> _Page excerpt_:
☆ ☆ ☆ ☆

Statistical analysis
Results were expressed as means ± SD of replicates. Comparison between data sets was performed using one way analysis of variance (ANOVA) followed by Student's t-test. All statistical analyses were performed using GraphPad Prism 5.0 (GraphPad Software Inc., San Diego, CA). Differences were accepted as statistically significant at p < 0.05.
Results
Cytotoxicity screening on Panc-1 cells
An initial screen of fifty-six extracts was performed on the Panc-1 cell line using the PC biosensor-based cell attachment assay. Biosensor images of representative individual wells of a 384-well biosensor microplate before and after treatment are shown in Figure 1. Here, the PWV shift as a function of position is represented as a false color image in which each pixel represents a 6.4 μm × 6.4 μm region of the sensor surface. Figure 1a shows the PWV shift images of an untreated control well taken before and after the treatment period. Figures 1b-c show PWV shift images of the two positive control wells, DOX and Curcumin, taken before and after the treatment period. Figure 1d shows PWV shift images of cells treated with P. punctata (No. 34) where nearly 100% cell death was observed. Finally, Figure 1e shows PWV shift images of cells treated with A. glabra (No. 11) where the extract enhanced cell proliferation. Using the thresholding method, the number of cells in each well after the initial seeding period was determined from the top PWV shift image. After the treatment period, cell counts for each well were obtained from the bottom PWV shift image and counts from treated wells were compared against those from untreated control wells present on the same plate. The data from PWV shift images of the 56 extracts were converted into cell survival fractions relative to untreated wells as shown in Figure 2. Twenty-two of the plant extracts induced over 50% death of Panc-1 cells at a treatment concentration of 100 μg/mL (Table 1). The top nine cytotoxic extracts induced over 80% cell death.
Cytotoxicity assay on two additional cancer cell lines and one fibroblast cell line
The nine extracts identified in the PC-based screen were then tested using the MTT assay on the Capan-1, and MIA cell lines, in addition to the Panc-1 cells. Four of these extracts (Nos. 4, 6, 34, 41) induced over 50% death in the MIA and Capan-1 cell lines (Figure 3). The three most potent extracts identified - P. punctata (No. 34), A. sessilis (No. 4), and A. chittagonga (No. 6) - were found to induce over 70% cell death in all three cell lines. Dose response studies of these three extracts on three cancer cell lines and one fibroblast cell line (Hs68) are presented in Figure 4 and IC50 values are summarized in Table 2. The P. punctata extract had IC50 values of 20.34 μg/mL, 24.97 μg/mL, and 31.39 μg/mL for Panc-1, MIA, and Capan-1, respectively. However, this extract was also toxic to Hs68 cells with an IC50 value of 25.81 μg/mL. Similarly, the A. sessilis (No. 4) extract showed high cytotoxicity to the cancer cell lines with IC50 values in the 13.08 μg/mL - 34.92 μg/mL range but limited selectivity. In contrast, A. chittagonga (No.6) showed high cytotoxicity to all cancer cells (IC50 of 42.8 μg/mL - 49.8 μg/mL) and low cytotoxicity to the fibroblast cells (IC50 > 100 μg/mL)

☆ ☆ ☆ ☆

> _Assigned task_:
In the cytotoxicity excerpt, how many plant extracts caused over 50% death of Panc-1 cells at a treatment concentration of 100 μg/mL?

> _Records from a data collection_:
☆ ☆ ☆ ☆

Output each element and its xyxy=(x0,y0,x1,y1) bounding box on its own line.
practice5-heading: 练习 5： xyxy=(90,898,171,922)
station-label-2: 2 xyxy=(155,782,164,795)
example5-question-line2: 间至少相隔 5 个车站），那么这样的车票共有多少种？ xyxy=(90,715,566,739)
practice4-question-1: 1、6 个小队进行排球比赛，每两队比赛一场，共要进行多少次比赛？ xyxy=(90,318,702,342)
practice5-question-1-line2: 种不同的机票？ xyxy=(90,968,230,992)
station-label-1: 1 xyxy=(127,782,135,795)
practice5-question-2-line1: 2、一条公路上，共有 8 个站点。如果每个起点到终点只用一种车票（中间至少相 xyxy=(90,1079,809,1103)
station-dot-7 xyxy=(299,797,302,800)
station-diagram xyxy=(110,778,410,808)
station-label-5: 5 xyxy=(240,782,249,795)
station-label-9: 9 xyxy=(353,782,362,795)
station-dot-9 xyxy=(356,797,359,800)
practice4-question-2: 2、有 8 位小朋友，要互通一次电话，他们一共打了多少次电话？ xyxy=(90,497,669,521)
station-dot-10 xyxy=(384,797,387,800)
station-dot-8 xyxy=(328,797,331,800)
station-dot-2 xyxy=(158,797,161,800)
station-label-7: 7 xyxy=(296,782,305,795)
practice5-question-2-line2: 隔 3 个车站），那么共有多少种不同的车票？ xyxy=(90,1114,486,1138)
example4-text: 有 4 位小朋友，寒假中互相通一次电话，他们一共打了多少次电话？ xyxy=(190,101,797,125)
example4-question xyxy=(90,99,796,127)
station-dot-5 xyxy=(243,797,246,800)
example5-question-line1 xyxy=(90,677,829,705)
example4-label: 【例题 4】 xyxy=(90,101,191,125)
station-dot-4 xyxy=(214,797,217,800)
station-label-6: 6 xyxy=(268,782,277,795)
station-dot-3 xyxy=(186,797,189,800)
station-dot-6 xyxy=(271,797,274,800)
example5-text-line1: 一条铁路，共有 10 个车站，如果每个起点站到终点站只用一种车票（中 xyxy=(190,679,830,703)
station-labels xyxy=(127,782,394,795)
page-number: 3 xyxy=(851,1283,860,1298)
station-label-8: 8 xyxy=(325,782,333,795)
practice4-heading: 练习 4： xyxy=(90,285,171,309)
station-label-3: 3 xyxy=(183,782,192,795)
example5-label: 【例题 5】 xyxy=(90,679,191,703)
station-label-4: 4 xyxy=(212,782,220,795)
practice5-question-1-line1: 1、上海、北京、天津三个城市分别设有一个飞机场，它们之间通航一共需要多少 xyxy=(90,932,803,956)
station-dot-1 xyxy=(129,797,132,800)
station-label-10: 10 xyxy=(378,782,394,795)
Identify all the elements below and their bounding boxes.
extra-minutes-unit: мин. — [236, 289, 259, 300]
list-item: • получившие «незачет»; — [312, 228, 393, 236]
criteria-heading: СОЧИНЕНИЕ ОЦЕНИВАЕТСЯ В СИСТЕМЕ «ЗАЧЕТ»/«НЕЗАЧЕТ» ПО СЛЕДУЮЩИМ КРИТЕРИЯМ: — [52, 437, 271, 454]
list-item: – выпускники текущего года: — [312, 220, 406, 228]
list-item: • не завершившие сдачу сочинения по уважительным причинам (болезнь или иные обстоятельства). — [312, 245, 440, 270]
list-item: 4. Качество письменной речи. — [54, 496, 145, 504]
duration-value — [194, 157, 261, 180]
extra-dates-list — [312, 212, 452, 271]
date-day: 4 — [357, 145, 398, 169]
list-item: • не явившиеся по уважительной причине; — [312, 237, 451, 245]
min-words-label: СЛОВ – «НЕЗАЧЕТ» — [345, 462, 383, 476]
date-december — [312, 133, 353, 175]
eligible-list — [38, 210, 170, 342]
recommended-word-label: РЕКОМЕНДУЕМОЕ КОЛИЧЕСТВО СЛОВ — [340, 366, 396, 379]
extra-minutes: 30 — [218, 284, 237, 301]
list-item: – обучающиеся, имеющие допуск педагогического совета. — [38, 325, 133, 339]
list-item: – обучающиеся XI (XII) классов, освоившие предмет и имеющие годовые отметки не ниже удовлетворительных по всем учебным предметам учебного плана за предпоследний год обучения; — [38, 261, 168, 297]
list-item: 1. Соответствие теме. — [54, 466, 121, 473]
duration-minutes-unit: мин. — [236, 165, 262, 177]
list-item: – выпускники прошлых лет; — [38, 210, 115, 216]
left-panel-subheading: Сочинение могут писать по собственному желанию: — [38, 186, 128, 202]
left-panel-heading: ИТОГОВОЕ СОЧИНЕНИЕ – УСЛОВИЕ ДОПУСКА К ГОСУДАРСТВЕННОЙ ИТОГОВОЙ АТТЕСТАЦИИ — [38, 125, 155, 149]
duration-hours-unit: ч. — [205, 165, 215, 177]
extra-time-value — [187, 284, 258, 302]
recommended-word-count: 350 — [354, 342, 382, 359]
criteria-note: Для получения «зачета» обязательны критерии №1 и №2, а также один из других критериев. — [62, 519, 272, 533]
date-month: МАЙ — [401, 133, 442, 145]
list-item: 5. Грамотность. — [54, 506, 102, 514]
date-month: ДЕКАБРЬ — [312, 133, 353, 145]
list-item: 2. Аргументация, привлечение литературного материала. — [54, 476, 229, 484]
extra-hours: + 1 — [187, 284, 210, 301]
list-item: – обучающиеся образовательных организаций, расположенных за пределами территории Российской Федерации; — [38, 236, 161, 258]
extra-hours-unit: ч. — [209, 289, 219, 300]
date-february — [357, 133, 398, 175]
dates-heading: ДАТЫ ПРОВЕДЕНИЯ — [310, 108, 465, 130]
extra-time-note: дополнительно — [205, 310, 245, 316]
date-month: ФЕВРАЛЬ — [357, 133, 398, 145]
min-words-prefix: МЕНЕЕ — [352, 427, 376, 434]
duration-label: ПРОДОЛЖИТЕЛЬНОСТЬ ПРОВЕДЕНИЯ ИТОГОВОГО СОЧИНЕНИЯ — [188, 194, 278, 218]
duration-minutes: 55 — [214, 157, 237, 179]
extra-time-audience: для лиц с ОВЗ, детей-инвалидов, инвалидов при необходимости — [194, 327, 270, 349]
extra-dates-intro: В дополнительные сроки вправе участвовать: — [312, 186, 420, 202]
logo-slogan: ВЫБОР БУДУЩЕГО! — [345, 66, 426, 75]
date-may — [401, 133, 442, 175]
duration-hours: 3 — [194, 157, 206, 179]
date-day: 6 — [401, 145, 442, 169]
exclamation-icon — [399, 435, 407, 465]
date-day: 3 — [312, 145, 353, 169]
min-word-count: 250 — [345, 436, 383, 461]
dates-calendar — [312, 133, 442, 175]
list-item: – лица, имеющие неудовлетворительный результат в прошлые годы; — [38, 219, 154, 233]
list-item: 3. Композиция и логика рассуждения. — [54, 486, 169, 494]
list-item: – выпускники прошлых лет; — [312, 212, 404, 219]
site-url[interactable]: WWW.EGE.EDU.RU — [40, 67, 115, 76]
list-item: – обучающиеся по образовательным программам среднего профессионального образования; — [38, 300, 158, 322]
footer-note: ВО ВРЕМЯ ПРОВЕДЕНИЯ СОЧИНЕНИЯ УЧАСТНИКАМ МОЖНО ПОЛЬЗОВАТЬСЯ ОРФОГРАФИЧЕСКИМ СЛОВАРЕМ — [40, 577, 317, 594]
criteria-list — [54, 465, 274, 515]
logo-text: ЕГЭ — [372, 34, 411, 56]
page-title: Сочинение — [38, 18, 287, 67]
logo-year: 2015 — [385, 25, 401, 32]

☆ ☆ ☆ ☆

> _Completed exercise_:
Twenty-two of the plant extracts.